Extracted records
··········

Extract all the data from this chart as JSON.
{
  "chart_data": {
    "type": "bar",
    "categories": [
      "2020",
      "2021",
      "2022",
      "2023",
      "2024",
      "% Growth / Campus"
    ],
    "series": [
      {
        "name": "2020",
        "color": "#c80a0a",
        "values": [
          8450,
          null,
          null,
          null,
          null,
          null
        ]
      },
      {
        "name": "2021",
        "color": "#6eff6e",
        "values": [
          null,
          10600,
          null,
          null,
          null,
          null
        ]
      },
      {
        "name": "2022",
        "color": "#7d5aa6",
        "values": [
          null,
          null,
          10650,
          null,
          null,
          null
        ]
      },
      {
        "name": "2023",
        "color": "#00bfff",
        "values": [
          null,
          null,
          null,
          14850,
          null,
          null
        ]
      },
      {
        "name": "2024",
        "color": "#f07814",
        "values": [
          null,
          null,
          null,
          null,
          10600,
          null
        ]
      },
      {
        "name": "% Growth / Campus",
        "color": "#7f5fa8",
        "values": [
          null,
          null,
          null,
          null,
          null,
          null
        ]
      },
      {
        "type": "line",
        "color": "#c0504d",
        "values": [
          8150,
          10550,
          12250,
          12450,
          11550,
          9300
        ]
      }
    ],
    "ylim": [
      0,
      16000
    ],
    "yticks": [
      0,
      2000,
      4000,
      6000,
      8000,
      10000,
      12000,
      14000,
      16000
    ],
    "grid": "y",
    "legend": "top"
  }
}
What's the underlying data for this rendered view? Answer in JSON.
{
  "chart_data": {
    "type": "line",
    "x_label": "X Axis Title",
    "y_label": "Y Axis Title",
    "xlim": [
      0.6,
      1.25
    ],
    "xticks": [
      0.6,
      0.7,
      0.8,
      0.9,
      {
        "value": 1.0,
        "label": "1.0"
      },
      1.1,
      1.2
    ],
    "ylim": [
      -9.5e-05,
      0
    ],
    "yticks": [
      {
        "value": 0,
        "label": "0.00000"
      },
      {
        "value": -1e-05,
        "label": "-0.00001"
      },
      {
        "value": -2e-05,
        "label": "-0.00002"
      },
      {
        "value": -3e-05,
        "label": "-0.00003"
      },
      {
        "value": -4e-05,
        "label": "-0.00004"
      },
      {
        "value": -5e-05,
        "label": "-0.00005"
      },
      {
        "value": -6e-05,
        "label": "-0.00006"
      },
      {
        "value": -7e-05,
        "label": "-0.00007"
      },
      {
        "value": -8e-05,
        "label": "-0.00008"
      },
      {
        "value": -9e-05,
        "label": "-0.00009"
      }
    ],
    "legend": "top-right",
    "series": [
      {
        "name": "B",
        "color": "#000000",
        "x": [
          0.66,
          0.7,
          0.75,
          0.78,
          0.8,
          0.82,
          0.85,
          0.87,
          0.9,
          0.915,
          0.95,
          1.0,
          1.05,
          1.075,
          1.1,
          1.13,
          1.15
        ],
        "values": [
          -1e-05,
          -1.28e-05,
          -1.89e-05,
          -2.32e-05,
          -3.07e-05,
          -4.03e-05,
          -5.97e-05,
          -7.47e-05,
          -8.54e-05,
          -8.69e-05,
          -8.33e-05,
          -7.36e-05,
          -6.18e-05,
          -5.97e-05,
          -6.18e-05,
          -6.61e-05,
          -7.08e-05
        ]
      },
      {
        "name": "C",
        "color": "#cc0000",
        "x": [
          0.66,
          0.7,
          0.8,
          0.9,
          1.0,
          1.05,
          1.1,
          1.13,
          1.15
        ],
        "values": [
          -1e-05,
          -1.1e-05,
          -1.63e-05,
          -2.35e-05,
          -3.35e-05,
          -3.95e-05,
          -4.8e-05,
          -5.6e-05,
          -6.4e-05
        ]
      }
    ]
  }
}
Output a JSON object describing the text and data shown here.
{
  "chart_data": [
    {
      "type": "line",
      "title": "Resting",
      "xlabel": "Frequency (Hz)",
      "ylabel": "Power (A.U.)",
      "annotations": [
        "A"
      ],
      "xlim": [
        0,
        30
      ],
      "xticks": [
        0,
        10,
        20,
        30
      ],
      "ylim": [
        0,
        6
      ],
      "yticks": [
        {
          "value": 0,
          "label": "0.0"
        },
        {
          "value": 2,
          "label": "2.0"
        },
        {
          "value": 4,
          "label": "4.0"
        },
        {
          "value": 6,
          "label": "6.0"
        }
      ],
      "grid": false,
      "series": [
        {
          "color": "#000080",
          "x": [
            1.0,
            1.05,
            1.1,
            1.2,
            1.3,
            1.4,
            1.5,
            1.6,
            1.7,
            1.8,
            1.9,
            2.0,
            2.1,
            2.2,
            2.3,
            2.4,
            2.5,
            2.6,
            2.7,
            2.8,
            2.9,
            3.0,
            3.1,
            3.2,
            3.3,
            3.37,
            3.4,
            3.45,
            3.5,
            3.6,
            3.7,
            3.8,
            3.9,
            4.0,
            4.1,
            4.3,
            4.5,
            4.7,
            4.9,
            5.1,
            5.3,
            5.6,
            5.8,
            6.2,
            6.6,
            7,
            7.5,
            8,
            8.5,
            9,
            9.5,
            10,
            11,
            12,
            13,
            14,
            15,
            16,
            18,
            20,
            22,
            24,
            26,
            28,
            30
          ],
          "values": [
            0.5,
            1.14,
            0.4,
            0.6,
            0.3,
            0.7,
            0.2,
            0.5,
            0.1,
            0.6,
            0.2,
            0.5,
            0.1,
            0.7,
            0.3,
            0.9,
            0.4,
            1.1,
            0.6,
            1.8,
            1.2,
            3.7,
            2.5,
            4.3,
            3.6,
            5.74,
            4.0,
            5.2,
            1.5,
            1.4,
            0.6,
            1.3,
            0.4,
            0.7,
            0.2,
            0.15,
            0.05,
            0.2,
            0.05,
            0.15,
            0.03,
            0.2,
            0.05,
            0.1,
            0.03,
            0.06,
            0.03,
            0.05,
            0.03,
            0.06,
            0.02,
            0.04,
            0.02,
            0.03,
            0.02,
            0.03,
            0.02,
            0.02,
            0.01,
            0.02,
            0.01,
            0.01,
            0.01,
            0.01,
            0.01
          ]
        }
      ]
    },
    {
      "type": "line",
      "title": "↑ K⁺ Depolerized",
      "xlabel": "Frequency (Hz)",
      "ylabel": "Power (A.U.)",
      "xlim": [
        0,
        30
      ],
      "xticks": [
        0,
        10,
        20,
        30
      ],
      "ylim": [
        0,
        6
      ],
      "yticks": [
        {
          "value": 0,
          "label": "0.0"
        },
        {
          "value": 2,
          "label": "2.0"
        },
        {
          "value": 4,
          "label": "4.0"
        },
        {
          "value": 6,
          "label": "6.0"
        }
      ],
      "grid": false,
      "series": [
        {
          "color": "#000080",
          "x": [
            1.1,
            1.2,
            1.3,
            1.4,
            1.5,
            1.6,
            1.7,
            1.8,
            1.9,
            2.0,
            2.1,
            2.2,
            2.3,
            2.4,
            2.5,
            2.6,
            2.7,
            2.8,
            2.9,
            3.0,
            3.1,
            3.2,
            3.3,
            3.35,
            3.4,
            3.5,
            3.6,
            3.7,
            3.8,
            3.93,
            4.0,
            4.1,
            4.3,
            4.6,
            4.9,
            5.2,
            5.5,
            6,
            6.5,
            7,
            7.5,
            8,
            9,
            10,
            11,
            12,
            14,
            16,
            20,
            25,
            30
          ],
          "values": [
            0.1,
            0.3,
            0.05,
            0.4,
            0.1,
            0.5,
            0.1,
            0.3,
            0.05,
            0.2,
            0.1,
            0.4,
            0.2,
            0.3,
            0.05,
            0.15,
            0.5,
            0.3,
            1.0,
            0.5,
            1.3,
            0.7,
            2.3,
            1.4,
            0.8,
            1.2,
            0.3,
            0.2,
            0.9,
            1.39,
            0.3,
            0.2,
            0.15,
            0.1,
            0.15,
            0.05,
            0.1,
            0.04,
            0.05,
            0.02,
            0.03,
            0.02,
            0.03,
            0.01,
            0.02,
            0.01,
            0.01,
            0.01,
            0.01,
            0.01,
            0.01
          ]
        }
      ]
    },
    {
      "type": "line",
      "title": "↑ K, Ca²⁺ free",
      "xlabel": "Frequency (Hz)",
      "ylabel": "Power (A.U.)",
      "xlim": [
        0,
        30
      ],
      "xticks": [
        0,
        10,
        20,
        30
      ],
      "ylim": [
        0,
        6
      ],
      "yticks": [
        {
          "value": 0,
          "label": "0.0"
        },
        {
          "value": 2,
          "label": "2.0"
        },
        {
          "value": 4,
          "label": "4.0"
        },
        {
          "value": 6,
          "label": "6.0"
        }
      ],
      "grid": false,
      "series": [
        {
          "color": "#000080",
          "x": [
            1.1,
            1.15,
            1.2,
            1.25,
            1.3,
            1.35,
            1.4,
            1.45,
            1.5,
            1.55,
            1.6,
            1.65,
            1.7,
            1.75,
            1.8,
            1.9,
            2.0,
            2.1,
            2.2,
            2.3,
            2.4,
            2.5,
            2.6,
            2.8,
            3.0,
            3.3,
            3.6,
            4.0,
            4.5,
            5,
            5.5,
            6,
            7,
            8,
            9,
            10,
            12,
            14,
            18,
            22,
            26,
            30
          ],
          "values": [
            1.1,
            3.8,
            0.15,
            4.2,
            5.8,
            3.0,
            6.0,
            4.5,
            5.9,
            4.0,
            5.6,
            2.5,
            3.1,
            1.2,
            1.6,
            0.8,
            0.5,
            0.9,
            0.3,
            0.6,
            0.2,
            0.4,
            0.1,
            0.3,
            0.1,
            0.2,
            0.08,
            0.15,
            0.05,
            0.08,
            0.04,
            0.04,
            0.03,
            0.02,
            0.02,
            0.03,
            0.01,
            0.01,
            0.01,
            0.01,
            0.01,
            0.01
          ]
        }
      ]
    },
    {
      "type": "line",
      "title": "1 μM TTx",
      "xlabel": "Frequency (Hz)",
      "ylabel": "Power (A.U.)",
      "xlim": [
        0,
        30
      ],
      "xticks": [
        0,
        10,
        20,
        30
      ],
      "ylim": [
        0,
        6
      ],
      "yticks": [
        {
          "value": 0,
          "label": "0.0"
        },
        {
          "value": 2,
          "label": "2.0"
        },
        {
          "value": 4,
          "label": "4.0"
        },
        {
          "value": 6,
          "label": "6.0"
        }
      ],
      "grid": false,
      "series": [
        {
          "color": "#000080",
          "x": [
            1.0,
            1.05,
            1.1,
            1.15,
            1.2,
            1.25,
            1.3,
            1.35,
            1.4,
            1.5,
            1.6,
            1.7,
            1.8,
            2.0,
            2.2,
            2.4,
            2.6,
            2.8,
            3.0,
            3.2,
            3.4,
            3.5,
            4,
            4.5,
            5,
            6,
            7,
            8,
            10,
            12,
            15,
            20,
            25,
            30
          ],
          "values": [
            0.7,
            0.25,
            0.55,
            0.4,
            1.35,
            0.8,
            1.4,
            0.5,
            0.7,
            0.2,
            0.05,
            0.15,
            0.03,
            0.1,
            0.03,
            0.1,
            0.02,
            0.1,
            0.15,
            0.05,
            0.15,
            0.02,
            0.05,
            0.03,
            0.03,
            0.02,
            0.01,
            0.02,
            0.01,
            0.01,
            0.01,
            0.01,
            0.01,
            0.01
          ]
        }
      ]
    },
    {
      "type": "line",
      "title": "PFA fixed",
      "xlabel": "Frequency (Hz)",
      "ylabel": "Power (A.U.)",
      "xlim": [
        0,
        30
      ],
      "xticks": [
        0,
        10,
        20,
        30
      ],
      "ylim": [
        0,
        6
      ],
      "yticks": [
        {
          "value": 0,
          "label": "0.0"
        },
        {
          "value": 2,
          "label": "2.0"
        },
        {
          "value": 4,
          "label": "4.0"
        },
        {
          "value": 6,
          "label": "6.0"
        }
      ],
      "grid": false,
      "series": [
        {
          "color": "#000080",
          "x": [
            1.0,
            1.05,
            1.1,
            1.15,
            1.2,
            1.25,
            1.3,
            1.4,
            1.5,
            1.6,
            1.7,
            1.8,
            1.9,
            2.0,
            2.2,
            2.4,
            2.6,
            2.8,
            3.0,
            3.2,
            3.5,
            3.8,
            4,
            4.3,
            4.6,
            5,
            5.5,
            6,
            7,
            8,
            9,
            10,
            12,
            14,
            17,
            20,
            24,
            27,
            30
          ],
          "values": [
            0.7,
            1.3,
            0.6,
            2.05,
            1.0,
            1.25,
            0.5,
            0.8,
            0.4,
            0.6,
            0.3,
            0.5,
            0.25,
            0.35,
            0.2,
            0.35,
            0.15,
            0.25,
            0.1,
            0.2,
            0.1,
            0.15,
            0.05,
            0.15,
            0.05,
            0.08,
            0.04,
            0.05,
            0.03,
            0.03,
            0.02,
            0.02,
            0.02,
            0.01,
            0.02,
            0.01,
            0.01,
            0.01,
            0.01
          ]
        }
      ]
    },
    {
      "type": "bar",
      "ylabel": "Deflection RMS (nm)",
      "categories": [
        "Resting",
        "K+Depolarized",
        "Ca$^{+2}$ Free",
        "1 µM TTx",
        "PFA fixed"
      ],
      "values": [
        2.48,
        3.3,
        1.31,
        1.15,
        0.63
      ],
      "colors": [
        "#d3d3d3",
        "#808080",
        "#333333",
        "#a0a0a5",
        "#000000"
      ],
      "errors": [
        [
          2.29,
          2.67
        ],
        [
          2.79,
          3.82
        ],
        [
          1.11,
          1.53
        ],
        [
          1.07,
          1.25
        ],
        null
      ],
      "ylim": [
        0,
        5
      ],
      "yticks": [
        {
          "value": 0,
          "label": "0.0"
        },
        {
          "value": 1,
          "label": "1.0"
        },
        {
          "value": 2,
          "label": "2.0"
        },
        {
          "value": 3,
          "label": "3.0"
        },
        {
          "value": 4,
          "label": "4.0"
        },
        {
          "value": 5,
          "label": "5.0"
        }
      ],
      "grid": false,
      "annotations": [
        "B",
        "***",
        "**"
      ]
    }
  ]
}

··········

Exercise task:
Copy each line of the records containing the string "name".

Result of the exercise:
        "name": "2020",
        "name": "2021",
        "name": "2022",
        "name": "2023",
        "name": "2024",
        "name": "% Growth / Campus",
        "name": "B",
        "name": "C",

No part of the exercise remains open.